Excerpted text:
Lock type 2 implements a customized lock that enforces writer/reader
synchronization. Writer application can always acquire the lock when calling
dspaces_lock_on_write() for the first time. In the subsequent calls to
dspaces_lock_on_write(), acquiring the lock requires all the reader applications
first call dspaces_unlock_on_read(). For reader applications, acquiring the lock
requires the writer application first call dspaces_unlock_on_write().

For example, the writer application calls the lock/unlock functions in the
following order:
    // Writer
    dspaces_lock_on_write("var1", NULL);
    ...
    dspaces_unlock_on_write("var1", NULL);

    dspaces_lock_on_write("var1", NULL);
    ...
    dspaces_unlock_on_write("var1", NULL);

And the reader application calls the lock/unlock functions in the following
order:
    // Reader
    dspaces_lock_on_read("var1", NULL);
    ...
    dspaces_unlock_on_read("var1", NULL);

Lock type 2 would ensure the applications acquire the lock in the following
order:
    writer acquires lock for "var1";
    reader acquires lock for "var1";
    writer acquires lock for "var1";


2. Set the number of DataSpaces servers
---------------------------------------

Running DataSpaces requires users to specify the number of servers.

(1) Set the number of servers for DataSpaces transport method:
When DataSpaces transport method (e.g. dspaces_put()/dspaces_get()) is used,
application data is cached in the memory of DataSpaces server processes.

Task list:
a – In the DataSpaces documentation, reproduce the stretch from "Lock type 2 would" through "number of servers.", replacing "specify" with "set".
b – Write the next part of the DataSpaces documentation, picking up after its last sentence.
The material after this point comes from a separate source.

Collected data:
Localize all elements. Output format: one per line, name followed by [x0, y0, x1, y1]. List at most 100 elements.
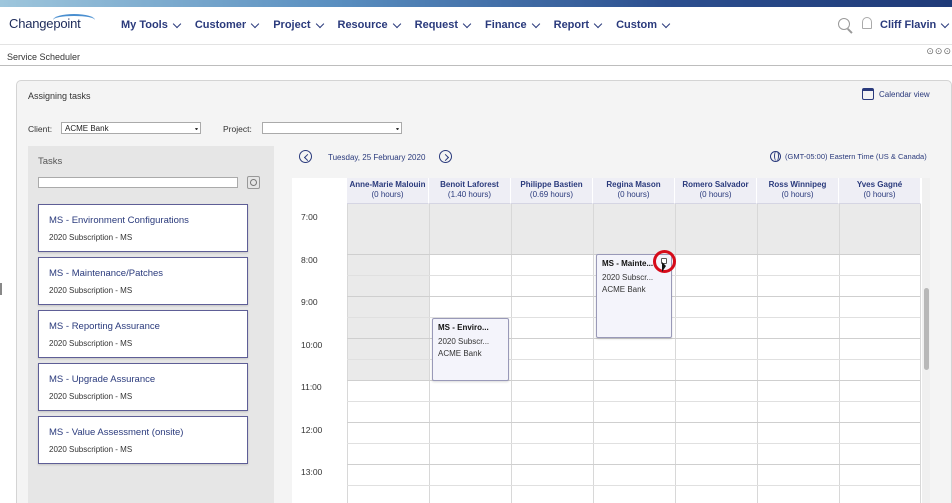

Responses for each task:
a –
Lock type 2 would ensure the applications acquire the lock in the following
order:
    writer acquires lock for "var1";
    reader acquires lock for "var1";
    writer acquires lock for "var1";


2. Set the number of DataSpaces servers
---------------------------------------

Running DataSpaces requires users to set the number of servers.

b –
Two major factors need to be considered when choosing the number
of servers.

First, estimated total size of application data. Because all the application data
is cached in the DRAM of server processes, total data size would have to fit in
severs' memory aggregation. For example, the workflow applications write a total of 16GB
data in a single time step, and the max_version is set as 10. DataSpaces servers
need to cache an estimated size of 160GB data in memory. Assuming we run a single
DataSpaces server on one physical compute node (of HPC cluster), and each compute
nodes has about 8GB DRAM. As a result, we need to execute at least 10 DataSpaces
servers for this workflow.
 
Second, total number of application processes in the workflow. During the
execution of dspaces_put()/dspaces_get(), it involves a lot of messaging and data
communications between application processes and DataSpaces servers. As a
result, when the number of application processes is increased, it is recommended
to also increase the number of DataSpaces servers, which would help reduce the
messaging and data communications load on individual server. For example, if you
run 8 servers for 1024 application processes, it is better to run 128 servers
for 16384 application processes instead of keeping the number of servers
unchanged even if the total data size is fixed.

(2) Set the number of servers for DIMES transport method:
When DIMES transport methods (e.g. dimes_put()/dimes_get()) is used, application
data is directly cached in the application memory. DataSpaces server is used to
index the cached data objects, and locate data objects for application's
dimes_get() queries. In this case, the total size of application data does not
affect the number of servers. However, because the application processes still
need to interact with the servers, the second factor (above) still needs to be
considered.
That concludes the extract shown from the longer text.